◆ To be done
Count the lines in the listing below that contain the string "watermark", and reply with the number alone.
-- Begin Record extracts --
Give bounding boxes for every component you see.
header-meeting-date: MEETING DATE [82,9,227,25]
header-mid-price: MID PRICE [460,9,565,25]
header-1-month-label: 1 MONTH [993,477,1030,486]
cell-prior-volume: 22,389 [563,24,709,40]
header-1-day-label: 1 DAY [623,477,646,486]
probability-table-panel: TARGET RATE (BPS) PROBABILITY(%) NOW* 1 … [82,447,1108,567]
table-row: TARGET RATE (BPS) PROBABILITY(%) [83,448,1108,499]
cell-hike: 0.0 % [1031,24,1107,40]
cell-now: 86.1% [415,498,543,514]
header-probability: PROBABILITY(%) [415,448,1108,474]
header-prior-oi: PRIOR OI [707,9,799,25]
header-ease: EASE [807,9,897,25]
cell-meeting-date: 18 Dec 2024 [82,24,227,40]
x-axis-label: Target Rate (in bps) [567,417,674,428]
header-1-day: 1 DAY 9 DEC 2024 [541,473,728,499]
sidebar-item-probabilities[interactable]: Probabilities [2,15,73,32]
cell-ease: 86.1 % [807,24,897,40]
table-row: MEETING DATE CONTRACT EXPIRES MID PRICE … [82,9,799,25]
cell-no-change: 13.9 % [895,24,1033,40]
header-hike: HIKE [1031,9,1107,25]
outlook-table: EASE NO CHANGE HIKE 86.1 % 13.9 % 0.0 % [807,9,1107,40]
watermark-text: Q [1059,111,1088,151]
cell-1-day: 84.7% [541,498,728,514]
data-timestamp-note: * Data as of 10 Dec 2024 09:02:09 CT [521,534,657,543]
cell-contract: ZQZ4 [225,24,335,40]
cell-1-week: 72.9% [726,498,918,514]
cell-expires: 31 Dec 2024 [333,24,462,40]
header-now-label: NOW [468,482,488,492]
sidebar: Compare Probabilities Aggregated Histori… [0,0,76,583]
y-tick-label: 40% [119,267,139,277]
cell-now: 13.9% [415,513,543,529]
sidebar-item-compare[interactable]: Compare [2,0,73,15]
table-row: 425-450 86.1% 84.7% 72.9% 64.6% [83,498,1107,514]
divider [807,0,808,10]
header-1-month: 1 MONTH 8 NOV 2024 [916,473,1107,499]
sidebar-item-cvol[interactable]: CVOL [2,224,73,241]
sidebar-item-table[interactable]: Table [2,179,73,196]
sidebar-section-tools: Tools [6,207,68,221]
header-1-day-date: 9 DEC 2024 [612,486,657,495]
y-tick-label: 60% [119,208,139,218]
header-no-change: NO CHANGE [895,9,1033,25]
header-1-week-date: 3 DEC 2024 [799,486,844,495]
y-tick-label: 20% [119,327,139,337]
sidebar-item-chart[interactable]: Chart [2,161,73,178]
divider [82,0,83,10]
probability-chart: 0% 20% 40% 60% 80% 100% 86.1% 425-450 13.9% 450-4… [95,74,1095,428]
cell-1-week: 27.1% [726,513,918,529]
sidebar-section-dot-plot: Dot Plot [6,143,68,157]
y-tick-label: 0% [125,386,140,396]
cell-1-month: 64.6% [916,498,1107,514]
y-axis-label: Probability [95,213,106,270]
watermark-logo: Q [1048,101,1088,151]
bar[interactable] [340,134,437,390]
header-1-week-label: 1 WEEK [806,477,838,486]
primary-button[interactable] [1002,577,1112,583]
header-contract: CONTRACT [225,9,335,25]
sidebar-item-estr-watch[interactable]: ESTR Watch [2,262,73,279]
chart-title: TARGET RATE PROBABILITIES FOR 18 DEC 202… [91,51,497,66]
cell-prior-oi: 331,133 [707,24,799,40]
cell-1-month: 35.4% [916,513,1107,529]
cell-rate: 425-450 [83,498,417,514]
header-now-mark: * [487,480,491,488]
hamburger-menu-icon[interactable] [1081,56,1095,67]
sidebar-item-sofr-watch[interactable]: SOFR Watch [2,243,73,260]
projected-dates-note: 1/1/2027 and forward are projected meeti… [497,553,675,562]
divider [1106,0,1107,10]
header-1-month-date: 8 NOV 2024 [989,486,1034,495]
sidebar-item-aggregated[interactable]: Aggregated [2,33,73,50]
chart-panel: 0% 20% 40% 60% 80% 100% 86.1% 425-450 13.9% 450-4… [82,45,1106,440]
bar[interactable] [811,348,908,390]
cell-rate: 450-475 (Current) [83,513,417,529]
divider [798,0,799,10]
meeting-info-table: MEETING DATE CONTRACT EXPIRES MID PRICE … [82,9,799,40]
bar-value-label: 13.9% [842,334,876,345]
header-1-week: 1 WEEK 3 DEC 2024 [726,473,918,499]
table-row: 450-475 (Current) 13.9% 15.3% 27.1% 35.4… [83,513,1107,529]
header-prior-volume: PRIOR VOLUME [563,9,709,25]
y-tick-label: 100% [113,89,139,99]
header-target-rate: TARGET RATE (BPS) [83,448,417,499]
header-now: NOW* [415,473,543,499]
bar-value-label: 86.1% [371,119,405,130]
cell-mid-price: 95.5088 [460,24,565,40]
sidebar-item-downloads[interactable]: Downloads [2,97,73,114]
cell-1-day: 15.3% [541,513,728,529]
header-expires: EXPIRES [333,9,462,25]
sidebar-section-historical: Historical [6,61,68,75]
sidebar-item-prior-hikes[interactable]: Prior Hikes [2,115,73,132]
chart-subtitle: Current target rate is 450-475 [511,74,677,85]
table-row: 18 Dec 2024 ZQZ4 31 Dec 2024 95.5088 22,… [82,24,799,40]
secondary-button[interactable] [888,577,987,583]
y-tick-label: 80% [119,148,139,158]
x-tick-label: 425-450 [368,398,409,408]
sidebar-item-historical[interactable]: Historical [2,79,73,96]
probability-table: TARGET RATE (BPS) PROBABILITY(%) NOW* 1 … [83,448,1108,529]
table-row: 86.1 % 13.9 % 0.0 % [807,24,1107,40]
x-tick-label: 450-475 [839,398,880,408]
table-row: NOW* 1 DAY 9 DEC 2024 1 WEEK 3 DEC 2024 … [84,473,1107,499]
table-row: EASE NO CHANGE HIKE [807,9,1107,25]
-- End Record extracts --
◆ Solution for this problem
2